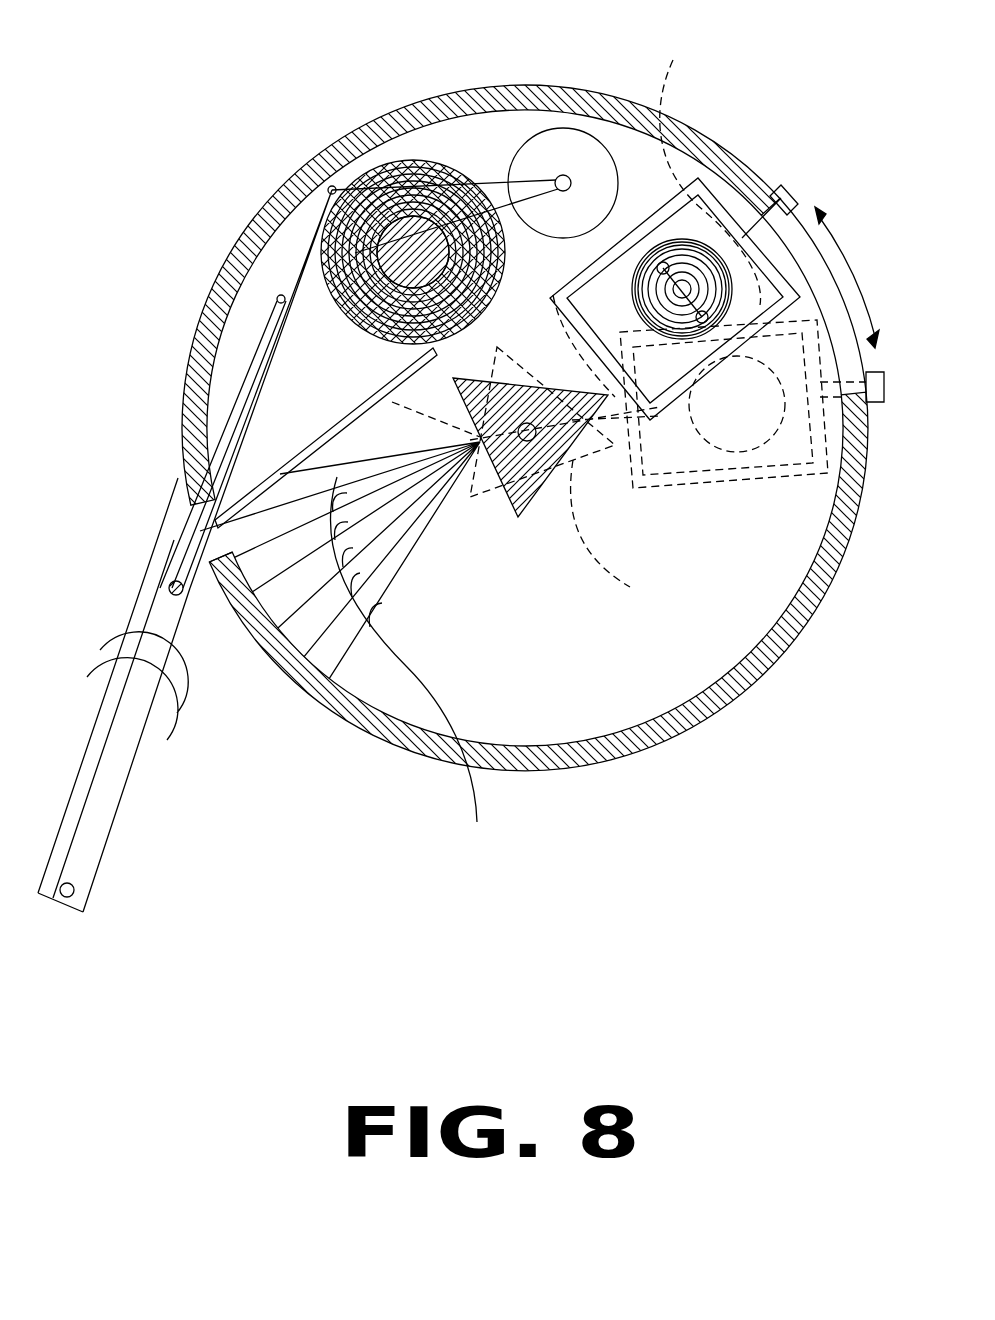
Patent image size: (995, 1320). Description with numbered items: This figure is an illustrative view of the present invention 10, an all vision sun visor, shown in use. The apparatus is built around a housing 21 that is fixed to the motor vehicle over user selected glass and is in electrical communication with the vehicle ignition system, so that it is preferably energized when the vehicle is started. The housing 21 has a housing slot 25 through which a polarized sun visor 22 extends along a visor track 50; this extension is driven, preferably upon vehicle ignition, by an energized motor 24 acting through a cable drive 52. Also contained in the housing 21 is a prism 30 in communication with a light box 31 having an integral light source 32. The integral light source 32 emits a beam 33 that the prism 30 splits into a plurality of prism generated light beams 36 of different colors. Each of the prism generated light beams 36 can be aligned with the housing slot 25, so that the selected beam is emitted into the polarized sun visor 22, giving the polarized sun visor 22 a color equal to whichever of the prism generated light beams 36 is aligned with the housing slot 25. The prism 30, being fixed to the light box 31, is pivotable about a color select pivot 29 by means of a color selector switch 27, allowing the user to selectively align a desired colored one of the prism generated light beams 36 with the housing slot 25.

The present invention 10 is at (208, 166).
The housing 21 is at (193, 333).
The polarized sun visor 22 is at (343, 315).
The motor 24 is at (523, 133).
The housing slot 25 is at (203, 573).
The color selector switch 27 is at (790, 203).
The color select pivot 29 is at (522, 442).
The prism 30 is at (482, 440).
The light box 31 is at (690, 200).
The integral light source 32 is at (683, 295).
The beam 33 is at (570, 382).
The prism generated light beams 36 is at (351, 652).
The visor track 50 is at (77, 807).
The cable drive 52 is at (132, 630).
····················
**TASK DESCRIPTION:**
Turn every line of the material above into a Markdown table with the columns Row and Text, giving each line a row number and skipping blank lines. Leave the pictures out of your answer.

**SOLVED PROBLEM:**
| Row | Text |
|---|---|
| 1 | Patent image size: (995, 1320). Description with numbered items: This figure is an illustrative view of the present invention 10, an all vision sun visor, shown in use. The apparatus is built around a housing 21 that is fixed to the motor vehicle over user selected glass and is in electrical communication with the vehicle ignition system, so that it is preferably energized when the vehicle is started. The housing 21 has a housing slot 25 through which a polarized sun visor 22 extends along a visor track 50; this extension is driven, preferably upon vehicle ignition, by an energized motor 24 acting through a cable drive 52. Also contained in the housing 21 is a prism 30 in communication with a light box 31 having an integral light source 32. The integral light source 32 emits a beam 33 that the prism 30 splits into a plurality of prism generated light beams 36 of different colors. Each of the prism generated light beams 36 can be aligned with the housing slot 25, so that the selected beam is emitted into the polarized sun visor 22, giving the polarized sun visor 22 a color equal to whichever of the prism generated light beams 36 is aligned with the housing slot 25. The prism 30, being fixed to the light box 31, is pivotable about a color select pivot 29 by means of a color selector switch 27, allowing the user to selectively align a desired colored one of the prism generated light beams 36 with the housing slot 25. |
| 2 | The present invention 10 is at (208, 166). |
| 3 | The housing 21 is at (193, 333). |
| 4 | The polarized sun visor 22 is at (343, 315). |
| 5 | The motor 24 is at (523, 133). |
| 6 | The housing slot 25 is at (203, 573). |
| 7 | The color selector switch 27 is at (790, 203). |
| 8 | The color select pivot 29 is at (522, 442). |
| 9 | The prism 30 is at (482, 440). |
| 10 | The light box 31 is at (690, 200). |
| 11 | The integral light source 32 is at (683, 295). |
| 12 | The beam 33 is at (570, 382). |
| 13 | The prism generated light beams 36 is at (351, 652). |
| 14 | The visor track 50 is at (77, 807). |
| 15 | The cable drive 52 is at (132, 630). |